## Short exercise
Copy out all lines of the records in which the word "speed" appears.

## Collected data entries
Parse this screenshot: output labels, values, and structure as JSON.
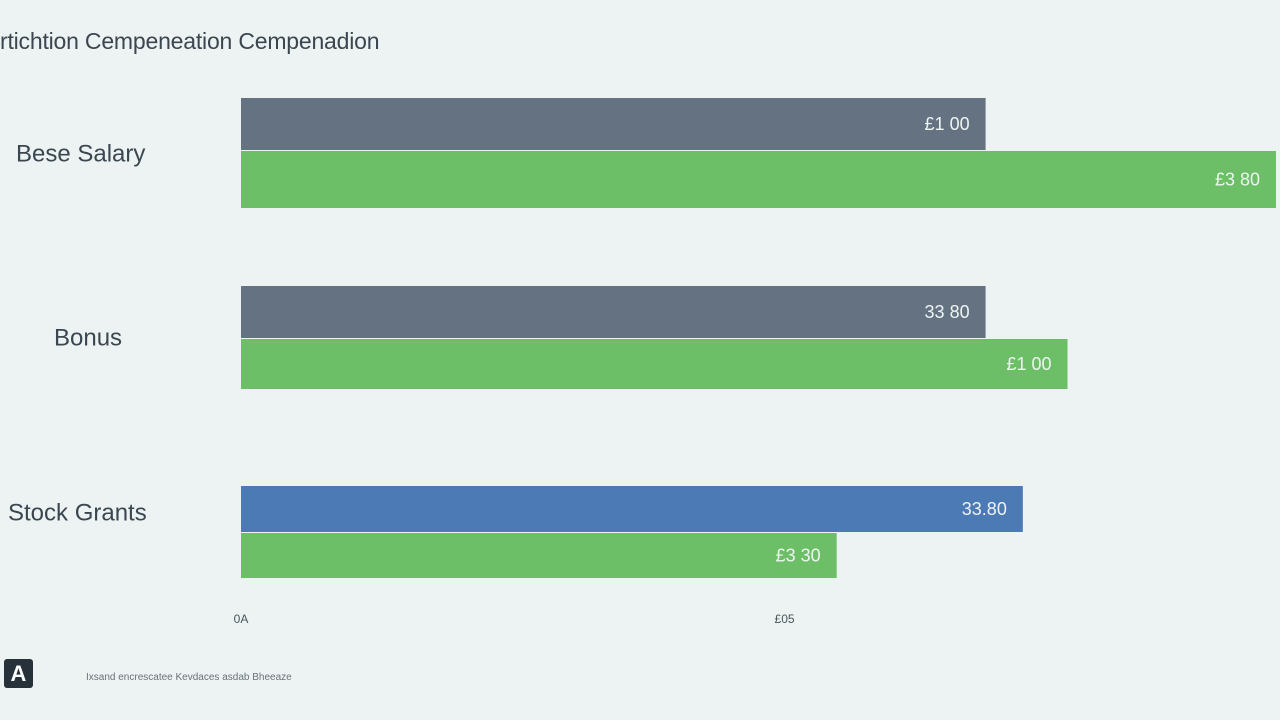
{
  "chart_data": {
    "type": "bar",
    "orientation": "horizontal",
    "title": "rtichtion Cempeneation Cempenadion",
    "categories": [
      "Bese Salary",
      "Bonus",
      "Stock Grants"
    ],
    "series": [
      {
        "color": "#647282",
        "values": [
          100,
          100,
          null
        ],
        "labels": [
          "£1 00",
          "33 80",
          ""
        ]
      },
      {
        "color": "#4c7ab4",
        "values": [
          null,
          null,
          105
        ],
        "labels": [
          "",
          "",
          "33.80"
        ]
      },
      {
        "color": "#6cbf66",
        "values": [
          139,
          111,
          80
        ],
        "labels": [
          "£3 80",
          "£1 00",
          "£3 30"
        ]
      }
    ],
    "x_ticks": [
      {
        "value": 0,
        "label": "0A"
      },
      {
        "value": 73,
        "label": "£05"
      }
    ],
    "xlim": [
      0,
      139
    ],
    "grid": false,
    "legend": "none"
  },
  "logo": {
    "text": "A"
  },
  "footnote": "Ixsand encrescatee Kevdaces asdab Bheeaze"
}
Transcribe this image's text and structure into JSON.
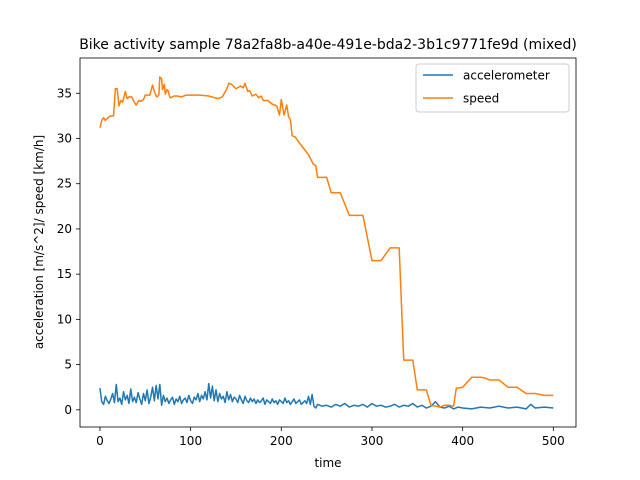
{
  "chart_data": {
    "type": "line",
    "title": "Bike activity sample 78a2fa8b-a40e-491e-bda2-3b1c9771fe9d (mixed)",
    "xlabel": "time",
    "ylabel": "acceleration [m/s^2]/ speed [km/h]",
    "xlim": [
      -22,
      525
    ],
    "ylim": [
      -1.9,
      38.9
    ],
    "x_ticks": [
      0,
      100,
      200,
      300,
      400,
      500
    ],
    "y_ticks": [
      0,
      5,
      10,
      15,
      20,
      25,
      30,
      35
    ],
    "grid": false,
    "legend_position": "top-right",
    "series": [
      {
        "name": "accelerometer",
        "color": "#1f77b4",
        "x": [
          0,
          2,
          4,
          6,
          8,
          10,
          12,
          14,
          16,
          18,
          20,
          22,
          24,
          26,
          28,
          30,
          32,
          34,
          36,
          38,
          40,
          42,
          44,
          46,
          48,
          50,
          52,
          54,
          56,
          58,
          60,
          62,
          64,
          66,
          68,
          70,
          72,
          74,
          76,
          78,
          80,
          82,
          84,
          86,
          88,
          90,
          92,
          94,
          96,
          98,
          100,
          102,
          104,
          106,
          108,
          110,
          112,
          114,
          116,
          118,
          120,
          122,
          124,
          126,
          128,
          130,
          132,
          134,
          136,
          138,
          140,
          142,
          144,
          146,
          148,
          150,
          152,
          154,
          156,
          158,
          160,
          162,
          164,
          166,
          168,
          170,
          172,
          174,
          176,
          178,
          180,
          182,
          184,
          186,
          188,
          190,
          192,
          194,
          196,
          198,
          200,
          202,
          204,
          206,
          208,
          210,
          212,
          214,
          216,
          218,
          220,
          222,
          224,
          226,
          228,
          230,
          232,
          234,
          236,
          238,
          240,
          245,
          250,
          255,
          260,
          265,
          270,
          275,
          280,
          285,
          290,
          295,
          300,
          305,
          310,
          315,
          320,
          325,
          330,
          335,
          340,
          345,
          350,
          355,
          360,
          365,
          370,
          375,
          380,
          385,
          390,
          395,
          400,
          410,
          420,
          430,
          440,
          450,
          460,
          470,
          475,
          480,
          490,
          500
        ],
        "y": [
          2.4,
          0.9,
          0.6,
          1.5,
          1.0,
          0.7,
          1.2,
          1.8,
          0.8,
          2.8,
          0.9,
          1.3,
          0.6,
          2.0,
          1.1,
          1.6,
          0.7,
          2.3,
          0.9,
          1.4,
          0.8,
          1.9,
          1.2,
          0.6,
          1.8,
          1.0,
          2.2,
          0.7,
          1.4,
          2.5,
          1.0,
          2.7,
          1.2,
          2.8,
          0.5,
          1.6,
          0.9,
          1.3,
          0.7,
          1.1,
          1.4,
          0.6,
          1.2,
          0.9,
          1.5,
          0.7,
          1.1,
          1.3,
          0.8,
          1.6,
          1.0,
          0.7,
          1.4,
          1.1,
          1.8,
          0.9,
          1.6,
          1.2,
          2.0,
          1.1,
          2.9,
          1.3,
          2.6,
          1.0,
          2.2,
          0.9,
          1.8,
          1.2,
          1.5,
          0.8,
          2.0,
          1.1,
          1.7,
          0.9,
          1.4,
          1.2,
          0.8,
          1.6,
          1.1,
          0.7,
          1.5,
          1.0,
          0.8,
          1.3,
          0.9,
          1.2,
          0.7,
          1.1,
          0.8,
          1.0,
          1.3,
          0.6,
          1.1,
          0.9,
          0.7,
          1.2,
          0.8,
          1.0,
          0.6,
          1.1,
          0.9,
          0.7,
          1.3,
          0.8,
          1.0,
          0.6,
          0.9,
          1.2,
          0.7,
          0.9,
          1.1,
          0.6,
          0.8,
          1.0,
          0.7,
          1.5,
          0.6,
          1.7,
          0.4,
          0.2,
          0.6,
          0.4,
          0.5,
          0.3,
          0.6,
          0.4,
          0.7,
          0.3,
          0.5,
          0.4,
          0.6,
          0.3,
          0.7,
          0.4,
          0.5,
          0.3,
          0.4,
          0.6,
          0.3,
          0.5,
          0.4,
          0.7,
          0.3,
          0.5,
          0.2,
          0.4,
          0.9,
          0.3,
          0.2,
          0.4,
          0.1,
          0.3,
          0.2,
          0.1,
          0.3,
          0.2,
          0.4,
          0.2,
          0.3,
          0.1,
          0.6,
          0.2,
          0.3,
          0.2
        ]
      },
      {
        "name": "speed",
        "color": "#ff7f0e",
        "x": [
          0,
          2,
          4,
          6,
          10,
          12,
          15,
          17,
          19,
          21,
          23,
          25,
          28,
          30,
          32,
          35,
          38,
          40,
          43,
          45,
          48,
          50,
          55,
          58,
          60,
          62,
          63,
          65,
          66,
          68,
          69,
          71,
          72,
          74,
          75,
          77,
          78,
          80,
          82,
          85,
          90,
          95,
          100,
          110,
          120,
          130,
          135,
          140,
          142,
          145,
          150,
          155,
          158,
          160,
          163,
          165,
          168,
          172,
          175,
          178,
          180,
          185,
          190,
          195,
          198,
          200,
          203,
          206,
          208,
          210,
          212,
          215,
          220,
          230,
          235,
          238,
          240,
          243,
          248,
          250,
          255,
          265,
          275,
          285,
          290,
          300,
          305,
          310,
          320,
          330,
          335,
          340,
          345,
          350,
          355,
          360,
          365,
          370,
          375,
          380,
          385,
          390,
          393,
          395,
          400,
          410,
          415,
          420,
          425,
          430,
          440,
          450,
          455,
          460,
          470,
          480,
          490,
          500
        ],
        "y": [
          31.2,
          32.0,
          32.3,
          32.0,
          32.4,
          32.5,
          32.5,
          35.5,
          35.5,
          33.6,
          34.2,
          34.0,
          35.2,
          34.4,
          34.6,
          34.6,
          34.0,
          33.7,
          34.2,
          34.1,
          34.3,
          34.8,
          34.8,
          35.9,
          35.2,
          34.7,
          34.6,
          34.8,
          36.8,
          36.6,
          35.4,
          36.0,
          34.9,
          35.4,
          35.3,
          34.6,
          34.5,
          34.6,
          34.7,
          34.7,
          34.6,
          34.8,
          34.8,
          34.8,
          34.7,
          34.4,
          34.6,
          35.5,
          36.1,
          36.0,
          35.5,
          35.8,
          35.6,
          36.1,
          35.2,
          35.3,
          34.7,
          34.9,
          34.5,
          34.7,
          34.2,
          34.2,
          33.8,
          33.6,
          32.6,
          34.3,
          32.6,
          33.7,
          32.4,
          32.1,
          30.3,
          30.2,
          29.5,
          28.2,
          27.2,
          27.0,
          25.7,
          25.7,
          25.7,
          25.7,
          24.0,
          24.0,
          21.5,
          21.5,
          21.5,
          16.5,
          16.5,
          16.5,
          17.9,
          17.9,
          5.5,
          5.5,
          5.5,
          2.2,
          2.2,
          2.2,
          0.5,
          0.4,
          0.3,
          0.5,
          0.5,
          0.4,
          2.4,
          2.4,
          2.5,
          3.6,
          3.6,
          3.6,
          3.5,
          3.3,
          3.3,
          2.5,
          2.5,
          2.5,
          1.8,
          1.8,
          1.6,
          1.6
        ]
      }
    ]
  }
}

## Result for this exercise
    "ylabel": "acceleration [m/s^2]/ speed [km/h]",
        "name": "speed",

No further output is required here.